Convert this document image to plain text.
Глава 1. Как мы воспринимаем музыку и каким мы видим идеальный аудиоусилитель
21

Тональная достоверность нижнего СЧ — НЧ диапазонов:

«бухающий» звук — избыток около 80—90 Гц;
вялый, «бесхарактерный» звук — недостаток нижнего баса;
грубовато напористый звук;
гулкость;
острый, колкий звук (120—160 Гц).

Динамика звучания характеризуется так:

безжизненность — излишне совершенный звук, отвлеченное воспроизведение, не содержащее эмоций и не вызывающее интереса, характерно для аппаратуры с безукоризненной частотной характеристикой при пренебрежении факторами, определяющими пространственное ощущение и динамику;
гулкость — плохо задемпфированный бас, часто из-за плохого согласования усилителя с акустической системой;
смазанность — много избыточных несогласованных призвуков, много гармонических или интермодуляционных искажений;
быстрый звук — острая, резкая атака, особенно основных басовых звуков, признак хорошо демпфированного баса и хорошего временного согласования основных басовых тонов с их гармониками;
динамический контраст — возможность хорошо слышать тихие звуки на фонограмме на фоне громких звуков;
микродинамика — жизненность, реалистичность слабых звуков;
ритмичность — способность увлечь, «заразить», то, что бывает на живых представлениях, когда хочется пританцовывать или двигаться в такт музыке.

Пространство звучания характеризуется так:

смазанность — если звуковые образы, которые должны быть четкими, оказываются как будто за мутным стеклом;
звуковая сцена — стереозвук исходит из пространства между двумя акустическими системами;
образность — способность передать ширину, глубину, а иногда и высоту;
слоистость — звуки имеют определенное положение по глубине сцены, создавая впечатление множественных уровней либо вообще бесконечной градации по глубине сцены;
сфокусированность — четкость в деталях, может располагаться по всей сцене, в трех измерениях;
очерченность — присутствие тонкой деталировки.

# Challenge:
Your task is to repeat the data exactly, with nothing left out.

# Result of the task:
Convert this document image to plain text.
Глава 1. Как мы воспринимаем музыку и каким мы видим идеальный аудиоусилитель
21

Тональная достоверность нижнего СЧ — НЧ диапазонов:

«бухающий» звук — избыток около 80—90 Гц;
вялый, «бесхарактерный» звук — недостаток нижнего баса;
грубовато напористый звук;
гулкость;
острый, колкий звук (120—160 Гц).

Динамика звучания характеризуется так:

безжизненность — излишне совершенный звук, отвлеченное воспроизведение, не содержащее эмоций и не вызывающее интереса, характерно для аппаратуры с безукоризненной частотной характеристикой при пренебрежении факторами, определяющими пространственное ощущение и динамику;
гулкость — плохо задемпфированный бас, часто из-за плохого согласования усилителя с акустической системой;
смазанность — много избыточных несогласованных призвуков, много гармонических или интермодуляционных искажений;
быстрый звук — острая, резкая атака, особенно основных басовых звуков, признак хорошо демпфированного баса и хорошего временного согласования основных басовых тонов с их гармониками;
динамический контраст — возможность хорошо слышать тихие звуки на фонограмме на фоне громких звуков;
микродинамика — жизненность, реалистичность слабых звуков;
ритмичность — способность увлечь, «заразить», то, что бывает на живых представлениях, когда хочется пританцовывать или двигаться в такт музыке.

Пространство звучания характеризуется так:

смазанность — если звуковые образы, которые должны быть четкими, оказываются как будто за мутным стеклом;
звуковая сцена — стереозвук исходит из пространства между двумя акустическими системами;
образность — способность передать ширину, глубину, а иногда и высоту;
слоистость — звуки имеют определенное положение по глубине сцены, создавая впечатление множественных уровней либо вообще бесконечной градации по глубине сцены;
сфокусированность — четкость в деталях, может располагаться по всей сцене, в трех измерениях;
очерченность — присутствие тонкой деталировки.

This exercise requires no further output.